* START PROVIDED DATA *
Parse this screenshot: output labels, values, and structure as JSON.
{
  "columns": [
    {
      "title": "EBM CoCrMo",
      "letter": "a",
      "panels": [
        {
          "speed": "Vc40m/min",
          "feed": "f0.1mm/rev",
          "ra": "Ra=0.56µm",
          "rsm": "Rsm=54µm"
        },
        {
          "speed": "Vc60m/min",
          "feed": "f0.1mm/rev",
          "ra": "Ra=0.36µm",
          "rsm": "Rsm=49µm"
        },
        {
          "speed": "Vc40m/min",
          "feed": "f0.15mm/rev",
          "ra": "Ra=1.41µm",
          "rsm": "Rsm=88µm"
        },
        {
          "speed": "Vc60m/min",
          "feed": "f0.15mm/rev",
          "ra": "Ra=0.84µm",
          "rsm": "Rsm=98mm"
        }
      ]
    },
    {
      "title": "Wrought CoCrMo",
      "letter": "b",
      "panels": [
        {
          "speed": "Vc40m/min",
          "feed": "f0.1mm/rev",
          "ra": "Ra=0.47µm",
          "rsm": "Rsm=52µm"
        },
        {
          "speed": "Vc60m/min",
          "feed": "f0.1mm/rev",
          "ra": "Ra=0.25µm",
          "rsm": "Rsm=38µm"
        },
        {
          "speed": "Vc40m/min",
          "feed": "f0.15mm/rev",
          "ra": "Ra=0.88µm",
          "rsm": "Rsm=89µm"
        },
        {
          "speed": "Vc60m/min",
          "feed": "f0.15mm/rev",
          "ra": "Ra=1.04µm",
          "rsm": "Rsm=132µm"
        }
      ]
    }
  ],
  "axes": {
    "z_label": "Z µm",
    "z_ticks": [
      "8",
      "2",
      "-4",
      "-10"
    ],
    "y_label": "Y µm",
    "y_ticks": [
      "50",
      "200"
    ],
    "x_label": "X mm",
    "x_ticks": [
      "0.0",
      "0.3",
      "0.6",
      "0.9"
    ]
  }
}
* END PROVIDED DATA *
- WHAT THIS TASK INVOLVES
Search the data above for the string "title" and copy each line that has it.

- SOLUTION BELOW
      "title": "EBM CoCrMo",
      "title": "Wrought CoCrMo",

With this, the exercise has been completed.